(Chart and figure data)
▶

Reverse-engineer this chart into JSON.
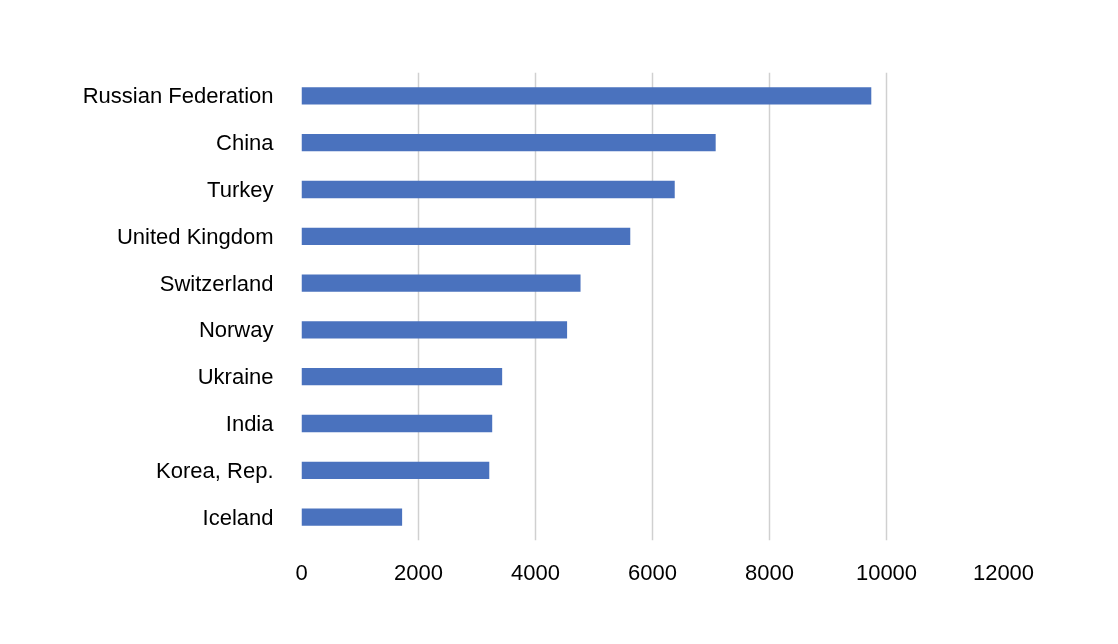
{
  "chart_data": {
    "type": "bar",
    "orientation": "horizontal",
    "categories": [
      "Russian Federation",
      "China",
      "Turkey",
      "United Kingdom",
      "Switzerland",
      "Norway",
      "Ukraine",
      "India",
      "Korea, Rep.",
      "Iceland"
    ],
    "values": [
      9740,
      7080,
      6380,
      5620,
      4770,
      4540,
      3430,
      3260,
      3210,
      1720
    ],
    "color": "#4a72be",
    "xlim": [
      0,
      12000
    ],
    "xticks": [
      0,
      2000,
      4000,
      6000,
      8000,
      10000,
      12000
    ],
    "grid": "x"
  }
}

◀

** REQUIRED TASK **
Go through the data above and transcribe it in full, omitting any image.

** WRITTEN SOLUTION **
Reverse-engineer this chart into JSON.
{
  "chart_data": {
    "type": "bar",
    "orientation": "horizontal",
    "categories": [
      "Russian Federation",
      "China",
      "Turkey",
      "United Kingdom",
      "Switzerland",
      "Norway",
      "Ukraine",
      "India",
      "Korea, Rep.",
      "Iceland"
    ],
    "values": [
      9740,
      7080,
      6380,
      5620,
      4770,
      4540,
      3430,
      3260,
      3210,
      1720
    ],
    "color": "#4a72be",
    "xlim": [
      0,
      12000
    ],
    "xticks": [
      0,
      2000,
      4000,
      6000,
      8000,
      10000,
      12000
    ],
    "grid": "x"
  }
}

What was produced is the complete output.